[ROWS]:
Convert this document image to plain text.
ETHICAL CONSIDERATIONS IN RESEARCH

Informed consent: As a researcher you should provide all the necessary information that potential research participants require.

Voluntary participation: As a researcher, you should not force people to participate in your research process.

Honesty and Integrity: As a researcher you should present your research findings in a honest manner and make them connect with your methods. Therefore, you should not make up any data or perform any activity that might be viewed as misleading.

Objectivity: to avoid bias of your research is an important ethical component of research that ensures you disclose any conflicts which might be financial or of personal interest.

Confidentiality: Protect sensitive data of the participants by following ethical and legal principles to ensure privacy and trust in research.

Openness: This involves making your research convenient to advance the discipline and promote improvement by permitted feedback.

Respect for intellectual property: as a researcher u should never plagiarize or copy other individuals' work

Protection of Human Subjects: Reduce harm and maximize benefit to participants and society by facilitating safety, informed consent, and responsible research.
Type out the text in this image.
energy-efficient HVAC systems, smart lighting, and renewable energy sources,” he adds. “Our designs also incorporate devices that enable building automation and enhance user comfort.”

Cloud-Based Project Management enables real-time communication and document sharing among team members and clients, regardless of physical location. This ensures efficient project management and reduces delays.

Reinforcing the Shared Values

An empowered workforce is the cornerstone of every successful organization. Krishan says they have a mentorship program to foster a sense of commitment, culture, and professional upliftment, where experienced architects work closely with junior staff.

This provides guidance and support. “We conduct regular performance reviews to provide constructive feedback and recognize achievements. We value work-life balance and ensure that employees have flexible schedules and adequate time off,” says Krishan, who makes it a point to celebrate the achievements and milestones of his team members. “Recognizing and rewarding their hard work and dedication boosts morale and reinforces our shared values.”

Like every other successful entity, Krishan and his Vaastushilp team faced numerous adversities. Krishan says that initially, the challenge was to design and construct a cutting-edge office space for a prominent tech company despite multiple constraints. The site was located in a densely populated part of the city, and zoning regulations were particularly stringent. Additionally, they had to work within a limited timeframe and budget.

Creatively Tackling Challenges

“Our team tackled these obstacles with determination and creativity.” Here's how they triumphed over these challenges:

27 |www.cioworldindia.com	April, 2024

[WHAT THE EXERCISE ASKS]:
Looking at the data above, show all lines where the word "document" occurs.

[EXERCISE SOLUTION]:
Convert this document image to plain text.
Cloud-Based Project Management enables real-time communication and document sharing among team members and clients, regardless of physical location. This ensures efficient project management and reduces delays.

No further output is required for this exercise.